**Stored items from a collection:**
-- Begin --
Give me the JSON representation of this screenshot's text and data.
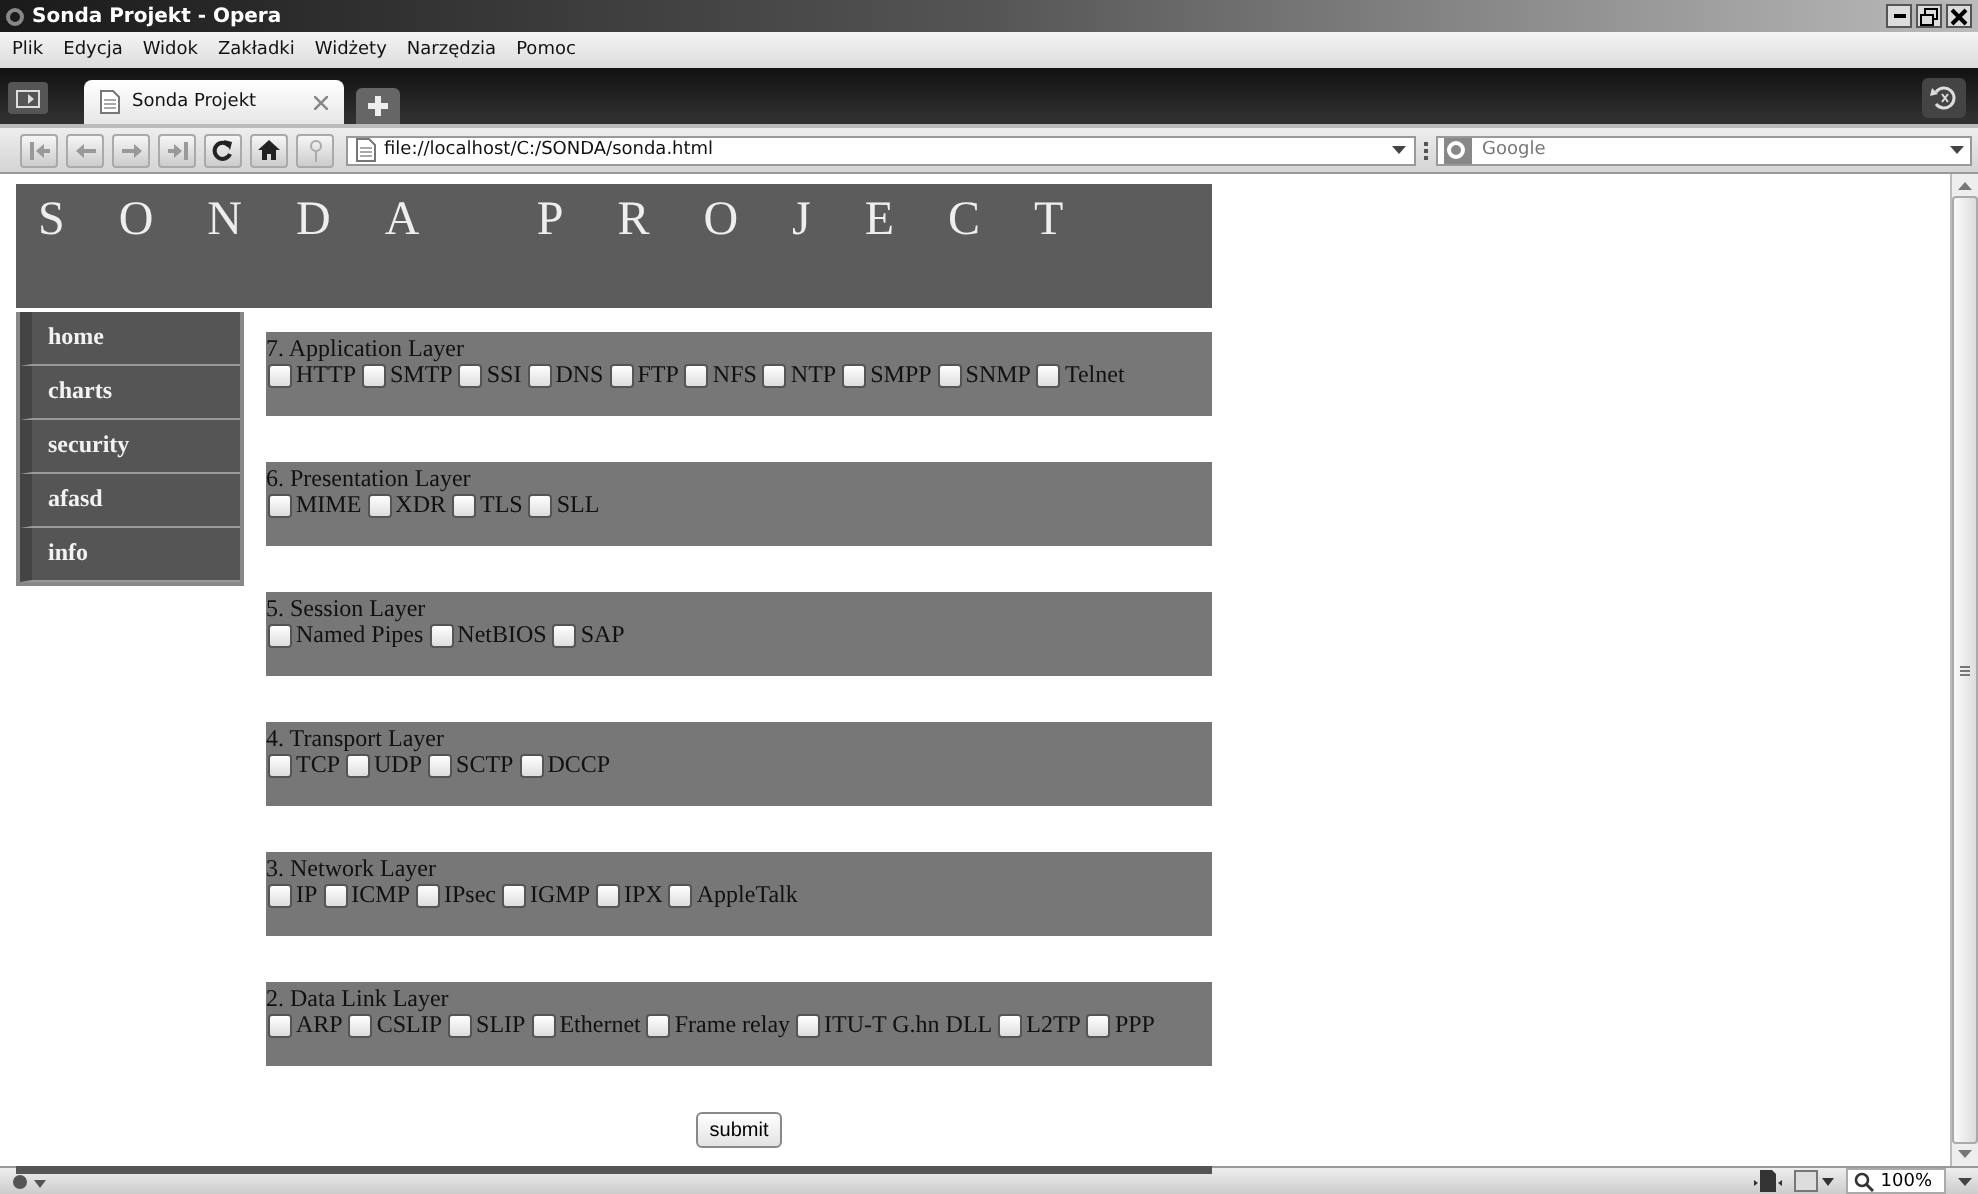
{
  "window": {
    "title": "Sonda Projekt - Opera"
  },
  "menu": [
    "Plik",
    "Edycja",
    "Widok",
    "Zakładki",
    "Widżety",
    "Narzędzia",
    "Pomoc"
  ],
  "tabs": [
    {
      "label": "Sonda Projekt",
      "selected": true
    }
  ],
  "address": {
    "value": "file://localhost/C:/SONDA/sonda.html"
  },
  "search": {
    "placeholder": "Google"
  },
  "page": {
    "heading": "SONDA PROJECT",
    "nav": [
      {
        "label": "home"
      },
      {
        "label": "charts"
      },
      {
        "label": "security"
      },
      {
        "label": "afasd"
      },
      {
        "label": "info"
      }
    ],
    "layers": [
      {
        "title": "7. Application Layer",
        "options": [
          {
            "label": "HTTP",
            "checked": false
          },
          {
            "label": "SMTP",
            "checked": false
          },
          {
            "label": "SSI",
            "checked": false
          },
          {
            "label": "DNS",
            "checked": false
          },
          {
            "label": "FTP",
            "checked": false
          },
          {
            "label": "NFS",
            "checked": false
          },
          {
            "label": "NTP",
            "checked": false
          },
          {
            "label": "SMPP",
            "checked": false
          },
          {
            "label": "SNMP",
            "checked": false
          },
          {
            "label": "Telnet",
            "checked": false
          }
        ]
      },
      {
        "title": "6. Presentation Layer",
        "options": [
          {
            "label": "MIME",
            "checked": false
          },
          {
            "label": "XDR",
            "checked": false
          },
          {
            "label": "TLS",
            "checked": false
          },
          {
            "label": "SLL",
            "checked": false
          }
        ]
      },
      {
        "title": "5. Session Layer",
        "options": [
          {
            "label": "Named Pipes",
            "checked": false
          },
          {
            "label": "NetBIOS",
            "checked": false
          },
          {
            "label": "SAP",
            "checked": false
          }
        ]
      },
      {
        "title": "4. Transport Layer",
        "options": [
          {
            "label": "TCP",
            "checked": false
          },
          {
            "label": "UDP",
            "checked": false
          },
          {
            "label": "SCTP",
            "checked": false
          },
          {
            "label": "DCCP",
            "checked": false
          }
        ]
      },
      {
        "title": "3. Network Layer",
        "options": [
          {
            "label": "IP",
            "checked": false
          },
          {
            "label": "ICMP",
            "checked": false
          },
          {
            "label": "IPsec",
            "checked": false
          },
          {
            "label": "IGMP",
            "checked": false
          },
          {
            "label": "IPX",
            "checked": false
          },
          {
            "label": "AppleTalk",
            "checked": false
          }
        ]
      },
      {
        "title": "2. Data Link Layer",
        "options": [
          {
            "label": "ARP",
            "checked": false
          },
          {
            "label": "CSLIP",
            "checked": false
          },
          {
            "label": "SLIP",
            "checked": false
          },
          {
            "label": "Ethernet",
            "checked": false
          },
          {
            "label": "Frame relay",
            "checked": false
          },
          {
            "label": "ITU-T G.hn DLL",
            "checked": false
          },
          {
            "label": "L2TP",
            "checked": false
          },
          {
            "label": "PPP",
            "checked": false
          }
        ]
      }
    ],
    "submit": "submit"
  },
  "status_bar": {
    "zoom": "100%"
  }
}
-- End --
-- Begin --
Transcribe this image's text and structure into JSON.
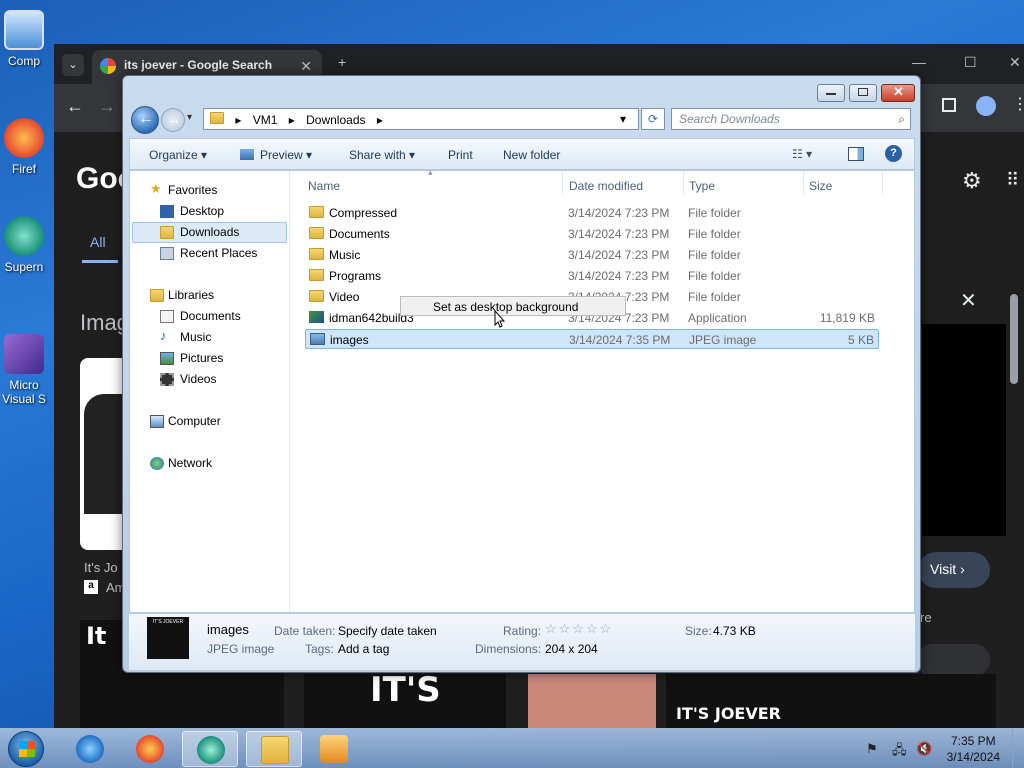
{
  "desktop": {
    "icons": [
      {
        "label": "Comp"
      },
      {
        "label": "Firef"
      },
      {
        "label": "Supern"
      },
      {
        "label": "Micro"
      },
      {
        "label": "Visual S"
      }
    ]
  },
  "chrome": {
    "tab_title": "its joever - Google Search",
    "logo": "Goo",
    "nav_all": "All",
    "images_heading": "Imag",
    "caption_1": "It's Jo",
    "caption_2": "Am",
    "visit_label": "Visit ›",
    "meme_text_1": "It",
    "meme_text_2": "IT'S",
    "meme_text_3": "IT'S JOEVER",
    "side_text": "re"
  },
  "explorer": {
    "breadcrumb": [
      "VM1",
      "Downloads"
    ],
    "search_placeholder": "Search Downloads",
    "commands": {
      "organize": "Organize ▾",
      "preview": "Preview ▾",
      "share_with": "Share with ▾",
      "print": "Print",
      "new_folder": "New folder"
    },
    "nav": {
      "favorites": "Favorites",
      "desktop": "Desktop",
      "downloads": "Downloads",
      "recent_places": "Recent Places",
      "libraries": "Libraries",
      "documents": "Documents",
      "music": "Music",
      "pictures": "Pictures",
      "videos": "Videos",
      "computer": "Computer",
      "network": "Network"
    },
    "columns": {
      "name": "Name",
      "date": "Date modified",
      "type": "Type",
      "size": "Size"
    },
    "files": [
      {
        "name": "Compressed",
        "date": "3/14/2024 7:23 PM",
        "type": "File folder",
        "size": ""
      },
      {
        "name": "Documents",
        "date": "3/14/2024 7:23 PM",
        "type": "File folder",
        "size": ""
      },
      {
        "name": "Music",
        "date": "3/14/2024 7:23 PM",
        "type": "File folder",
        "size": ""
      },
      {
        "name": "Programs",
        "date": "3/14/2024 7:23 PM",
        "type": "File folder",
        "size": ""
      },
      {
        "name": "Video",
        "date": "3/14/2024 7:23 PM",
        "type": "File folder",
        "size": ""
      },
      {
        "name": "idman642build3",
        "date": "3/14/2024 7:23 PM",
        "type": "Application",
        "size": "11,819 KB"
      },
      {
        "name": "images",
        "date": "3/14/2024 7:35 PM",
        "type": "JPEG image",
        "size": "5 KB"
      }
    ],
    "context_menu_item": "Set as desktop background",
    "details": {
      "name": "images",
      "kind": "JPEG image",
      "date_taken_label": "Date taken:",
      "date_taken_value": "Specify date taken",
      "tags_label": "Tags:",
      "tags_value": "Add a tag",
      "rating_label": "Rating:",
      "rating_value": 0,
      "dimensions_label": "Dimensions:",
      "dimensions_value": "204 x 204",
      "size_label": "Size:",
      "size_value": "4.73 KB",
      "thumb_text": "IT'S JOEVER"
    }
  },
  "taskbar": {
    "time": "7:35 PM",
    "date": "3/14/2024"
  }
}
-- End --
-- Begin --
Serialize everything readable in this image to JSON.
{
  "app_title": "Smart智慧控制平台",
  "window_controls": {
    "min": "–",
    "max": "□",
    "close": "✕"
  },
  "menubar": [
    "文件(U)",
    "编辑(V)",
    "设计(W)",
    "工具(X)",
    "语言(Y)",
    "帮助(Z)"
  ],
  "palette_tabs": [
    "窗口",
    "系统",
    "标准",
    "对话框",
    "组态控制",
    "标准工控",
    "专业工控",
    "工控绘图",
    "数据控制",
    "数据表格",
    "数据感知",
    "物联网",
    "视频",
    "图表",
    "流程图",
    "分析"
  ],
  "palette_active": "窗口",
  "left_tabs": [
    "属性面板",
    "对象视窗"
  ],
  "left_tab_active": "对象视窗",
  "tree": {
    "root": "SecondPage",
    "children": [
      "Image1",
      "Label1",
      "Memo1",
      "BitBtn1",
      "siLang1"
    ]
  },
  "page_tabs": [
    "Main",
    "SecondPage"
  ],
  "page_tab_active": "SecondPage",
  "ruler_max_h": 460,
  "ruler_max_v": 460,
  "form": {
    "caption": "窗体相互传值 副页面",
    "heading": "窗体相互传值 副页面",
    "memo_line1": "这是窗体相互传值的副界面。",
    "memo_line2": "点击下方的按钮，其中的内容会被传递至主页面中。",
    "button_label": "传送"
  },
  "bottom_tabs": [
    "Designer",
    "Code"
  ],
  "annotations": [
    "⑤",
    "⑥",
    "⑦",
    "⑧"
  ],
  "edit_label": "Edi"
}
-- End --
**Exercise requirements:** Show each line of the data that contains the string "desktop".

**The solution:**
  "desktop": {
      "desktop": "Desktop",
    "context_menu_item": "Set as desktop background",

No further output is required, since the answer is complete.